Set exercise: Give back the full material, exactly as it reads.

Exercise data:

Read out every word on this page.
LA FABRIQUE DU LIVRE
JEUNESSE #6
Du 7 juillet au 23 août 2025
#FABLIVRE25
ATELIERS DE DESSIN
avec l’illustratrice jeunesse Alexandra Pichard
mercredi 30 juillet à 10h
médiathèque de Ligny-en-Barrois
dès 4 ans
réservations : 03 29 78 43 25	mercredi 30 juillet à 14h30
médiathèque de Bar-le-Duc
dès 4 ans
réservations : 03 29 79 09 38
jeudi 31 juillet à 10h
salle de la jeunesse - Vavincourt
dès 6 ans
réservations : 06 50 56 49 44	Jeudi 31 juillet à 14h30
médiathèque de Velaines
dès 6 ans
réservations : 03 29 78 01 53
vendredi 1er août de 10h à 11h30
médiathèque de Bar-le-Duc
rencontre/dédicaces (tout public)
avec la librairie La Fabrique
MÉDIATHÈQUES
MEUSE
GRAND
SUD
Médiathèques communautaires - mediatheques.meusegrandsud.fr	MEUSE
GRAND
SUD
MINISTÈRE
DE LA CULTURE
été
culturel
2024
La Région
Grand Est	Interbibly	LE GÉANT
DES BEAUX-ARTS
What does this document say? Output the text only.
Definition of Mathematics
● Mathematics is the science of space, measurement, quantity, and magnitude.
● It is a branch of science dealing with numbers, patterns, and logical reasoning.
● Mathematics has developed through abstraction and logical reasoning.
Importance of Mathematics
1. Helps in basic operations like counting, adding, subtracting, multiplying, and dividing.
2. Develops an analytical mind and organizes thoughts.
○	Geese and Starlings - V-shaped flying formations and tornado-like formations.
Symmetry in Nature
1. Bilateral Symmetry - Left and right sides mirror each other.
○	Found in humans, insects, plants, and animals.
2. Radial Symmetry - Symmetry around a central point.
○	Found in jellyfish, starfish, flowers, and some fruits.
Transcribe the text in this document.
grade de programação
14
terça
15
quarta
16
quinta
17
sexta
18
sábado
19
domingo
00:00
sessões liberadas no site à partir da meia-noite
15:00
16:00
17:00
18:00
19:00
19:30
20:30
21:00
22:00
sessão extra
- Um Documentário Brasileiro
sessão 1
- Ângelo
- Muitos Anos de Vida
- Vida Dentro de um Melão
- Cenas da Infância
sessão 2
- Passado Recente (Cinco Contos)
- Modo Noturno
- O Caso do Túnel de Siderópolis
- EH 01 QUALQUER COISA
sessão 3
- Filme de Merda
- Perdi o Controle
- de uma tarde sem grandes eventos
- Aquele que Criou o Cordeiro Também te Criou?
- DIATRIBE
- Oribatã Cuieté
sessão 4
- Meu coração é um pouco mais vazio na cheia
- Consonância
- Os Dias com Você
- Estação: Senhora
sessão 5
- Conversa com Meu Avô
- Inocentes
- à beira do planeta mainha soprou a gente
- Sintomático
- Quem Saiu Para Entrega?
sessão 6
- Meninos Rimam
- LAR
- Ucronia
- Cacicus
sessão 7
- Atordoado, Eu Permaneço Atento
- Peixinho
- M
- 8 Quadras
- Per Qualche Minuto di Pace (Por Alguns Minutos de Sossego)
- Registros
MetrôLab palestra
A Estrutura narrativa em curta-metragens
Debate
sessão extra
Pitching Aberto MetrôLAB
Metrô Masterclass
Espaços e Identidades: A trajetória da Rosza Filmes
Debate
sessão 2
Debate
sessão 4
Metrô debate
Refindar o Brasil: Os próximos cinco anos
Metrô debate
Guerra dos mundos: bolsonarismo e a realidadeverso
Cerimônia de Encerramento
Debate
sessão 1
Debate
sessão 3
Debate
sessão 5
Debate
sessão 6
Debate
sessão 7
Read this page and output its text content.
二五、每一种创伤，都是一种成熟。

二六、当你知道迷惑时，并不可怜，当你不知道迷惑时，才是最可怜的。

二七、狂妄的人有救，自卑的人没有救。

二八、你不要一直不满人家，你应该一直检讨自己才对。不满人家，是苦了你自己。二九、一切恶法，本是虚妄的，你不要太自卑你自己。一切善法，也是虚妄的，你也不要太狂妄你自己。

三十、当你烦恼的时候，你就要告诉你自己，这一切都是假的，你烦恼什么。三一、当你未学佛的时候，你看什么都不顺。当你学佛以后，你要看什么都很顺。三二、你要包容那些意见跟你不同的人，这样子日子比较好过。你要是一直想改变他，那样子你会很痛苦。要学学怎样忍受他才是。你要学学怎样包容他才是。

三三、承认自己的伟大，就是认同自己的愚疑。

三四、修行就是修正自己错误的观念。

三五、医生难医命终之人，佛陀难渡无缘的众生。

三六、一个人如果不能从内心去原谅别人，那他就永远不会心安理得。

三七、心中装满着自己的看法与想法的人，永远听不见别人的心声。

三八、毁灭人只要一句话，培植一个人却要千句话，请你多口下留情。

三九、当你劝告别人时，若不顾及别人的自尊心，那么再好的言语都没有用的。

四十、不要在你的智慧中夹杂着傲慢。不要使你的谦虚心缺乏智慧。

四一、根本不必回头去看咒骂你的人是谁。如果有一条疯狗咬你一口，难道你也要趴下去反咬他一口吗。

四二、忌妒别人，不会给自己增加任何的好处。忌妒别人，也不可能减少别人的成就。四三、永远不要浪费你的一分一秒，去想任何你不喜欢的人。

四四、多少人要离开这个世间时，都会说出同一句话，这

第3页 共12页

Answer for the task:
Read out every word on this page.
LA FABRIQUE DU LIVRE
JEUNESSE #6
Du 7 juillet au 23 août 2025
#FABLIVRE25
ATELIERS DE DESSIN
avec l’illustratrice jeunesse Alexandra Pichard
mercredi 30 juillet à 10h
médiathèque de Ligny-en-Barrois
dès 4 ans
réservations : 03 29 78 43 25	mercredi 30 juillet à 14h30
médiathèque de Bar-le-Duc
dès 4 ans
réservations : 03 29 79 09 38
jeudi 31 juillet à 10h
salle de la jeunesse - Vavincourt
dès 6 ans
réservations : 06 50 56 49 44	Jeudi 31 juillet à 14h30
médiathèque de Velaines
dès 6 ans
réservations : 03 29 78 01 53
vendredi 1er août de 10h à 11h30
médiathèque de Bar-le-Duc
rencontre/dédicaces (tout public)
avec la librairie La Fabrique
MÉDIATHÈQUES
MEUSE
GRAND
SUD
Médiathèques communautaires - mediatheques.meusegrandsud.fr	MEUSE
GRAND
SUD
MINISTÈRE
DE LA CULTURE
été
culturel
2024
La Région
Grand Est	Interbibly	LE GÉANT
DES BEAUX-ARTS
What does this document say? Output the text only.
Definition of Mathematics
● Mathematics is the science of space, measurement, quantity, and magnitude.
● It is a branch of science dealing with numbers, patterns, and logical reasoning.
● Mathematics has developed through abstraction and logical reasoning.
Importance of Mathematics
1. Helps in basic operations like counting, adding, subtracting, multiplying, and dividing.
2. Develops an analytical mind and organizes thoughts.
○	Geese and Starlings - V-shaped flying formations and tornado-like formations.
Symmetry in Nature
1. Bilateral Symmetry - Left and right sides mirror each other.
○	Found in humans, insects, plants, and animals.
2. Radial Symmetry - Symmetry around a central point.
○	Found in jellyfish, starfish, flowers, and some fruits.
Transcribe the text in this document.
grade de programação
14
terça
15
quarta
16
quinta
17
sexta
18
sábado
19
domingo
00:00
sessões liberadas no site à partir da meia-noite
15:00
16:00
17:00
18:00
19:00
19:30
20:30
21:00
22:00
sessão extra
- Um Documentário Brasileiro
sessão 1
- Ângelo
- Muitos Anos de Vida
- Vida Dentro de um Melão
- Cenas da Infância
sessão 2
- Passado Recente (Cinco Contos)
- Modo Noturno
- O Caso do Túnel de Siderópolis
- EH 01 QUALQUER COISA
sessão 3
- Filme de Merda
- Perdi o Controle
- de uma tarde sem grandes eventos
- Aquele que Criou o Cordeiro Também te Criou?
- DIATRIBE
- Oribatã Cuieté
sessão 4
- Meu coração é um pouco mais vazio na cheia
- Consonância
- Os Dias com Você
- Estação: Senhora
sessão 5
- Conversa com Meu Avô
- Inocentes
- à beira do planeta mainha soprou a gente
- Sintomático
- Quem Saiu Para Entrega?
sessão 6
- Meninos Rimam
- LAR
- Ucronia
- Cacicus
sessão 7
- Atordoado, Eu Permaneço Atento
- Peixinho
- M
- 8 Quadras
- Per Qualche Minuto di Pace (Por Alguns Minutos de Sossego)
- Registros
MetrôLab palestra
A Estrutura narrativa em curta-metragens
Debate
sessão extra
Pitching Aberto MetrôLAB
Metrô Masterclass
Espaços e Identidades: A trajetória da Rosza Filmes
Debate
sessão 2
Debate
sessão 4
Metrô debate
Refindar o Brasil: Os próximos cinco anos
Metrô debate
Guerra dos mundos: bolsonarismo e a realidadeverso
Cerimônia de Encerramento
Debate
sessão 1
Debate
sessão 3
Debate
sessão 5
Debate
sessão 6
Debate
sessão 7
Read this page and output its text content.
二五、每一种创伤，都是一种成熟。

二六、当你知道迷惑时，并不可怜，当你不知道迷惑时，才是最可怜的。

二七、狂妄的人有救，自卑的人没有救。

二八、你不要一直不满人家，你应该一直检讨自己才对。不满人家，是苦了你自己。二九、一切恶法，本是虚妄的，你不要太自卑你自己。一切善法，也是虚妄的，你也不要太狂妄你自己。

三十、当你烦恼的时候，你就要告诉你自己，这一切都是假的，你烦恼什么。三一、当你未学佛的时候，你看什么都不顺。当你学佛以后，你要看什么都很顺。三二、你要包容那些意见跟你不同的人，这样子日子比较好过。你要是一直想改变他，那样子你会很痛苦。要学学怎样忍受他才是。你要学学怎样包容他才是。

三三、承认自己的伟大，就是认同自己的愚疑。

三四、修行就是修正自己错误的观念。

三五、医生难医命终之人，佛陀难渡无缘的众生。

三六、一个人如果不能从内心去原谅别人，那他就永远不会心安理得。

三七、心中装满着自己的看法与想法的人，永远听不见别人的心声。

三八、毁灭人只要一句话，培植一个人却要千句话，请你多口下留情。

三九、当你劝告别人时，若不顾及别人的自尊心，那么再好的言语都没有用的。

四十、不要在你的智慧中夹杂着傲慢。不要使你的谦虚心缺乏智慧。

四一、根本不必回头去看咒骂你的人是谁。如果有一条疯狗咬你一口，难道你也要趴下去反咬他一口吗。

四二、忌妒别人，不会给自己增加任何的好处。忌妒别人，也不可能减少别人的成就。四三、永远不要浪费你的一分一秒，去想任何你不喜欢的人。

四四、多少人要离开这个世间时，都会说出同一句话，这

第3页 共12页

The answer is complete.